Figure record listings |
* * * * *

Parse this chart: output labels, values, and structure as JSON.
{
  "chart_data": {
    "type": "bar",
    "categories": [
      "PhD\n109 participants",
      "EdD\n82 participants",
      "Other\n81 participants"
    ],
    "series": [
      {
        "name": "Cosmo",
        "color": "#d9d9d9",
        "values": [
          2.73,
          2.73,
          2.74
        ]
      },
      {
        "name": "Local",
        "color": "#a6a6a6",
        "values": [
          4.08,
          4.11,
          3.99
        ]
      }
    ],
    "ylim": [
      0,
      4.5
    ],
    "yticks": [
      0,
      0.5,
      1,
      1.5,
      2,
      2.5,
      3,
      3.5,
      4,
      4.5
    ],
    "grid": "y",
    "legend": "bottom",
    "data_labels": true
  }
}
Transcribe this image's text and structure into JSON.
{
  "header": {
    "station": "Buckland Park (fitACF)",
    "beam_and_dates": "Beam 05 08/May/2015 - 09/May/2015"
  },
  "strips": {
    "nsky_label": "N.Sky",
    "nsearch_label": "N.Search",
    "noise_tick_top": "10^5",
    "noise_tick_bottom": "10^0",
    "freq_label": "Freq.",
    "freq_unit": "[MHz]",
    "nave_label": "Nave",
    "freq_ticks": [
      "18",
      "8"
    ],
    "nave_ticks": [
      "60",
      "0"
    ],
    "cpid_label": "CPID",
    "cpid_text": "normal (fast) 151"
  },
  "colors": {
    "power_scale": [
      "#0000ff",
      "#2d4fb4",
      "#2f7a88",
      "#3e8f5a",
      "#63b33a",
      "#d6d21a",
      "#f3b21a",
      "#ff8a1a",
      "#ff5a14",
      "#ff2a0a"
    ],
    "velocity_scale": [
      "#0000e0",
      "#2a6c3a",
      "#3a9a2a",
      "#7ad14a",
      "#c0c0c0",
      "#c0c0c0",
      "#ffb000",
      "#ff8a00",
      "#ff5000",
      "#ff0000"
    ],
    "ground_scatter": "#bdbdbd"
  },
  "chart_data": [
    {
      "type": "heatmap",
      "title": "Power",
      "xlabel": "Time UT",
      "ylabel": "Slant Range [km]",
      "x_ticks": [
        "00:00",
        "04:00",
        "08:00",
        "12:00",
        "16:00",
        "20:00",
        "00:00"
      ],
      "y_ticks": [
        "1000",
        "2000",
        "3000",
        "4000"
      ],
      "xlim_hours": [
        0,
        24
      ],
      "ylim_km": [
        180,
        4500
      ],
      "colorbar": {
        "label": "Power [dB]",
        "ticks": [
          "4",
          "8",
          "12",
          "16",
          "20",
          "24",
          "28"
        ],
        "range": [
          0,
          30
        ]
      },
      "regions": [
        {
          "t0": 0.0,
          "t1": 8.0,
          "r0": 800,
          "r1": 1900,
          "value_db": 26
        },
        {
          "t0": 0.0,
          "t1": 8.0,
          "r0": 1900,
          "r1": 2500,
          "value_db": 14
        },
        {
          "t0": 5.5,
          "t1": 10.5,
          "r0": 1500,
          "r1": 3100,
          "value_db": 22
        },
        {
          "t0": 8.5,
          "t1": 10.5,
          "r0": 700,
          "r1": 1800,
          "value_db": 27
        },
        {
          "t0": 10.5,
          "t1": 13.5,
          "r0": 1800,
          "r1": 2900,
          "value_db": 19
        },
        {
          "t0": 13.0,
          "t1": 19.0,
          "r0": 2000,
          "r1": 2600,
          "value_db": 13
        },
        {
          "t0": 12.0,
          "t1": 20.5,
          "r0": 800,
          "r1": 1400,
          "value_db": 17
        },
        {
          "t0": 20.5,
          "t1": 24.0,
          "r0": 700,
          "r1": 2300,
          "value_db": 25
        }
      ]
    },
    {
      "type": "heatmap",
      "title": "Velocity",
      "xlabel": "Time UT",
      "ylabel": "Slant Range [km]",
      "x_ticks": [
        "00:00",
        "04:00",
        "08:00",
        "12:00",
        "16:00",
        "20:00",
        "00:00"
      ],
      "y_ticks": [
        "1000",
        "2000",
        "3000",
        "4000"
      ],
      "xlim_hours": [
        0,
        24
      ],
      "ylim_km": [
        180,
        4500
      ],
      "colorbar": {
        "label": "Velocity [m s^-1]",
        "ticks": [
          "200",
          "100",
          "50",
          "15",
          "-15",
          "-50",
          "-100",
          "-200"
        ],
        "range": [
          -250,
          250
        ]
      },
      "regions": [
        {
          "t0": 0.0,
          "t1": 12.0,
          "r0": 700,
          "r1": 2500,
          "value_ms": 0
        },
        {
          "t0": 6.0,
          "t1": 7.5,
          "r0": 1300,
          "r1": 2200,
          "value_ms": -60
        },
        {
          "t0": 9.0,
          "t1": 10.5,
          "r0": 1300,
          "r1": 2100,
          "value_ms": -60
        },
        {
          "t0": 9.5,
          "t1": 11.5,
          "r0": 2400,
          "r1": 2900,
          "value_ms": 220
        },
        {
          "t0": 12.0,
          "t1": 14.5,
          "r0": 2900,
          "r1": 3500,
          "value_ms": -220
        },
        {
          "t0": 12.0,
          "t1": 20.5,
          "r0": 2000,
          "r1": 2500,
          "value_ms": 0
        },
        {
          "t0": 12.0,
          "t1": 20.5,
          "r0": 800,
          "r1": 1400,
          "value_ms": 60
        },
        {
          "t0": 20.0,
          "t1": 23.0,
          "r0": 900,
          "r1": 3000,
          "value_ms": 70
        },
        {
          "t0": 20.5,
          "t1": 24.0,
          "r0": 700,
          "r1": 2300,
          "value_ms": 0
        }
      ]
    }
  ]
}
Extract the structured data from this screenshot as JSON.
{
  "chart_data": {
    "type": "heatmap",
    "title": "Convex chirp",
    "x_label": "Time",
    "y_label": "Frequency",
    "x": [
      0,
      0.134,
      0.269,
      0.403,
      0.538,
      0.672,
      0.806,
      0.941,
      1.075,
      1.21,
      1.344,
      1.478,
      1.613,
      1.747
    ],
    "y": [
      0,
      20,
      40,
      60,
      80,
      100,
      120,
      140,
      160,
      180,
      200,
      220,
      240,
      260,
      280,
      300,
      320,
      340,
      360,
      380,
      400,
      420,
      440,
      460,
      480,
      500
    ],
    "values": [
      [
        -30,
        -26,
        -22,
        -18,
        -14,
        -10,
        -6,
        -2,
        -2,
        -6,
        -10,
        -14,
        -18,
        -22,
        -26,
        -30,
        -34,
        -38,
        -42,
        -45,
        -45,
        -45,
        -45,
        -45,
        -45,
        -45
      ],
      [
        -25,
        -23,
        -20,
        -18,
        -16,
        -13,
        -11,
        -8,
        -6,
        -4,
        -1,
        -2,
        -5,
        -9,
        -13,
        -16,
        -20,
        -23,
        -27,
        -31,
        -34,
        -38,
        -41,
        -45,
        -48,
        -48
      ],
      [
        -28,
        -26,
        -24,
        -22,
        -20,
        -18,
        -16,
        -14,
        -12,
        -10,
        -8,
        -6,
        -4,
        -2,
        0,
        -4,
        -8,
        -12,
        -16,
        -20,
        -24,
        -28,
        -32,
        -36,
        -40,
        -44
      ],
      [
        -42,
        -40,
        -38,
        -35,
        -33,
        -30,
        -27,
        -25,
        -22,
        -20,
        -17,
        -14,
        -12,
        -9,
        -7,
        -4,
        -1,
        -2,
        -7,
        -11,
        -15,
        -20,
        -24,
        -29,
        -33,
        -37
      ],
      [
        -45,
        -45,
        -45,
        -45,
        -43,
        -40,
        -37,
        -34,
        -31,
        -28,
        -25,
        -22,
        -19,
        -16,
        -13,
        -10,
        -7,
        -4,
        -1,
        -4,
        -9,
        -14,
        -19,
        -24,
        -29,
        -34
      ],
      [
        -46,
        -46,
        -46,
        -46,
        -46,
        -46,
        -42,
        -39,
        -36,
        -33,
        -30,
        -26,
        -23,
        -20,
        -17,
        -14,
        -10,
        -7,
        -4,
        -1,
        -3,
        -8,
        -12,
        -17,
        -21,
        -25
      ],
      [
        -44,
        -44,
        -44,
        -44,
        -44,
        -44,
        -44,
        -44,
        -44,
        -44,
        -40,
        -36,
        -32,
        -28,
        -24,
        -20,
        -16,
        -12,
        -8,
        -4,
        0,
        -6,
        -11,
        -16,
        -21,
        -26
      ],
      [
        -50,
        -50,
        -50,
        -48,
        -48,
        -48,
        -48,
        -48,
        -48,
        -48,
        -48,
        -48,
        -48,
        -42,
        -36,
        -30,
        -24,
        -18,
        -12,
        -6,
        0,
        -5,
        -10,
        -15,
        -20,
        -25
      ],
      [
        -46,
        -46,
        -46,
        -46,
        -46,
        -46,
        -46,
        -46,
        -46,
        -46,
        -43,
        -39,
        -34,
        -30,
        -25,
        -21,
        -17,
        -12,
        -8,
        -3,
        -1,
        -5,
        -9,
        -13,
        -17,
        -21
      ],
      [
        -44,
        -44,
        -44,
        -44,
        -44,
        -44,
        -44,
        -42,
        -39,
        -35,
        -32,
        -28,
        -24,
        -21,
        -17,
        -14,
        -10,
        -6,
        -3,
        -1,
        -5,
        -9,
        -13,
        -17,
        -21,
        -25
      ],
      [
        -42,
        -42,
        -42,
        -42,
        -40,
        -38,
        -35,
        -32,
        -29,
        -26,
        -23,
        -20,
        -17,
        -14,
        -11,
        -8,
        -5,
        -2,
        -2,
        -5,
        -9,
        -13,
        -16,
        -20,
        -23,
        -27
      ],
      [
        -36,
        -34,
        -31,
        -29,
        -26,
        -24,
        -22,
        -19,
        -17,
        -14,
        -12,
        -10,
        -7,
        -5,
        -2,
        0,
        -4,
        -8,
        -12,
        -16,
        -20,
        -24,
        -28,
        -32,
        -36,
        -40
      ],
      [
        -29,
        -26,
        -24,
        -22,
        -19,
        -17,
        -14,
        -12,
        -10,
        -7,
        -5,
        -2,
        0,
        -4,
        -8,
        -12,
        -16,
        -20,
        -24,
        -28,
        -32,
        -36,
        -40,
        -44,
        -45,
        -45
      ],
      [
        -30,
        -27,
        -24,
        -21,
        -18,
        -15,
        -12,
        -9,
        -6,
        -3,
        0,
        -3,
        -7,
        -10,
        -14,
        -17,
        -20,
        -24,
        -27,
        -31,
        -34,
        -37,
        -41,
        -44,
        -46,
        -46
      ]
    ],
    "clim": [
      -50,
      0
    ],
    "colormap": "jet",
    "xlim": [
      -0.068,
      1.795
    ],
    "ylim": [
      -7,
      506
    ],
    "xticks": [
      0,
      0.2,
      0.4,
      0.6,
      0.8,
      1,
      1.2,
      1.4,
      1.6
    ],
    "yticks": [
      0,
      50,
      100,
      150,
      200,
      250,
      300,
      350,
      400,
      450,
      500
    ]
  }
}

* * * * *

What you need to do | Pick out every line of the listing containing the word "participants", and show those lines.

Full output |
      "PhD\n109 participants",
      "EdD\n82 participants",
      "Other\n81 participants"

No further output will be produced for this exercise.